Each record must be retyped in full. No character may differ.

═══

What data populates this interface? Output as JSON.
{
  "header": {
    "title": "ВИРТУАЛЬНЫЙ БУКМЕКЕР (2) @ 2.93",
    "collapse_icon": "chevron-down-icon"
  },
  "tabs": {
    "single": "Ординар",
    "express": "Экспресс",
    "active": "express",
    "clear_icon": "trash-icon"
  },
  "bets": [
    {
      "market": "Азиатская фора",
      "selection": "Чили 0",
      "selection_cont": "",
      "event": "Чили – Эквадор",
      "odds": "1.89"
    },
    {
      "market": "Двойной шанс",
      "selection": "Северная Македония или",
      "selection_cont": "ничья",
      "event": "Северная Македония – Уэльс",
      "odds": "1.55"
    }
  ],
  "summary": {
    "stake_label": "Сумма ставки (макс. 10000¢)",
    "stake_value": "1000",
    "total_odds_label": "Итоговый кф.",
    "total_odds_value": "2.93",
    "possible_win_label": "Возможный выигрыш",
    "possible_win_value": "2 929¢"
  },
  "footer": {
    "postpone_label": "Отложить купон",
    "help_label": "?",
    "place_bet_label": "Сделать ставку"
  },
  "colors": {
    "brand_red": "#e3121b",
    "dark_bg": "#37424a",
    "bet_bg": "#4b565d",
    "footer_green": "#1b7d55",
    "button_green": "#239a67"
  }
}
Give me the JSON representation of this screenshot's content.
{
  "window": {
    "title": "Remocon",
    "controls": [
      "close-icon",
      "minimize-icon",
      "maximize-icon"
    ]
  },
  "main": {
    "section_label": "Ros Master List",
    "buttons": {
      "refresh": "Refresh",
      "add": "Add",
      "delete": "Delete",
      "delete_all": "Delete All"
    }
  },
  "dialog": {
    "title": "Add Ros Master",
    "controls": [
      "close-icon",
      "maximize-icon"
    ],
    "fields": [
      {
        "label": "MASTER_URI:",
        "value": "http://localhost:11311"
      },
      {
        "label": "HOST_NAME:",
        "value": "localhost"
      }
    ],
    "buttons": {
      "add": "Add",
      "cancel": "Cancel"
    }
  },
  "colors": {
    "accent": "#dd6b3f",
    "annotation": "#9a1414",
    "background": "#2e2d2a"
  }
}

═══

WORKED ANSWER »
What data populates this interface? Output as JSON.
{
  "header": {
    "title": "ВИРТУАЛЬНЫЙ БУКМЕКЕР (2) @ 2.93",
    "collapse_icon": "chevron-down-icon"
  },
  "tabs": {
    "single": "Ординар",
    "express": "Экспресс",
    "active": "express",
    "clear_icon": "trash-icon"
  },
  "bets": [
    {
      "market": "Азиатская фора",
      "selection": "Чили 0",
      "selection_cont": "",
      "event": "Чили – Эквадор",
      "odds": "1.89"
    },
    {
      "market": "Двойной шанс",
      "selection": "Северная Македония или",
      "selection_cont": "ничья",
      "event": "Северная Македония – Уэльс",
      "odds": "1.55"
    }
  ],
  "summary": {
    "stake_label": "Сумма ставки (макс. 10000¢)",
    "stake_value": "1000",
    "total_odds_label": "Итоговый кф.",
    "total_odds_value": "2.93",
    "possible_win_label": "Возможный выигрыш",
    "possible_win_value": "2 929¢"
  },
  "footer": {
    "postpone_label": "Отложить купон",
    "help_label": "?",
    "place_bet_label": "Сделать ставку"
  },
  "colors": {
    "brand_red": "#e3121b",
    "dark_bg": "#37424a",
    "bet_bg": "#4b565d",
    "footer_green": "#1b7d55",
    "button_green": "#239a67"
  }
}
Give me the JSON representation of this screenshot's content.
{
  "window": {
    "title": "Remocon",
    "controls": [
      "close-icon",
      "minimize-icon",
      "maximize-icon"
    ]
  },
  "main": {
    "section_label": "Ros Master List",
    "buttons": {
      "refresh": "Refresh",
      "add": "Add",
      "delete": "Delete",
      "delete_all": "Delete All"
    }
  },
  "dialog": {
    "title": "Add Ros Master",
    "controls": [
      "close-icon",
      "maximize-icon"
    ],
    "fields": [
      {
        "label": "MASTER_URI:",
        "value": "http://localhost:11311"
      },
      {
        "label": "HOST_NAME:",
        "value": "localhost"
      }
    ],
    "buttons": {
      "add": "Add",
      "cancel": "Cancel"
    }
  },
  "colors": {
    "accent": "#dd6b3f",
    "annotation": "#9a1414",
    "background": "#2e2d2a"
  }
}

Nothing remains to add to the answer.